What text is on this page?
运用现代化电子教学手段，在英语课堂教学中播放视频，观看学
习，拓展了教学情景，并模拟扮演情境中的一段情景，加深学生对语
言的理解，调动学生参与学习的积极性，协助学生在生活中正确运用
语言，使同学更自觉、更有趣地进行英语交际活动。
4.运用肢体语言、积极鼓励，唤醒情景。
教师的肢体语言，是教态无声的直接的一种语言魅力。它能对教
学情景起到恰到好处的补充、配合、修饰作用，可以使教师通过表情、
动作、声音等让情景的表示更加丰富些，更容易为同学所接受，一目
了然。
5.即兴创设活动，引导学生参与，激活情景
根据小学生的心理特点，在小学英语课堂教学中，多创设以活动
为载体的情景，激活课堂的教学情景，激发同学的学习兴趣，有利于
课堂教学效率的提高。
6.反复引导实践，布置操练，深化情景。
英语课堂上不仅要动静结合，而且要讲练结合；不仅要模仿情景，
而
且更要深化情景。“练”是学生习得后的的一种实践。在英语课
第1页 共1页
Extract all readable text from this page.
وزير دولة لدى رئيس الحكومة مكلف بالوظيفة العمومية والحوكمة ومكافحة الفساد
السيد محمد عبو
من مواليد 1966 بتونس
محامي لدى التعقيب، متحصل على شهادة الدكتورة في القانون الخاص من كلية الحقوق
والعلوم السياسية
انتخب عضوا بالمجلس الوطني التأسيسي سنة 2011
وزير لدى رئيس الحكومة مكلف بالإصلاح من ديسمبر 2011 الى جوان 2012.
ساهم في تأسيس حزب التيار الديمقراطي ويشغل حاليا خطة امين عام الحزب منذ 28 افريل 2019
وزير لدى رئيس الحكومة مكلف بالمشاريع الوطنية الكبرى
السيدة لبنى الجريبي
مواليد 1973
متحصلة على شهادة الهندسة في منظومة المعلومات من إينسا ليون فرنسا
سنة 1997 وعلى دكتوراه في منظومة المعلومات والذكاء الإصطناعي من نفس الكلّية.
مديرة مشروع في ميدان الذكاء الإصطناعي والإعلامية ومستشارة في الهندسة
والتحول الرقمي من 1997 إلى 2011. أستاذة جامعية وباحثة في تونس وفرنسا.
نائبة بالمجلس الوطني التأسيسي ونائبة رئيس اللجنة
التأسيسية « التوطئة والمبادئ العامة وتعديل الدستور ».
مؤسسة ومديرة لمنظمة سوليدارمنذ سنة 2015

= Task details =
Copy each line of the records that contains the word "الهندسة".

= Answer below =
متحصلة على شهادة الهندسة في منظومة المعلومات من إينسا ليون فرنسا
مديرة مشروع في ميدان الذكاء الإصطناعي والإعلامية ومستشارة في الهندسة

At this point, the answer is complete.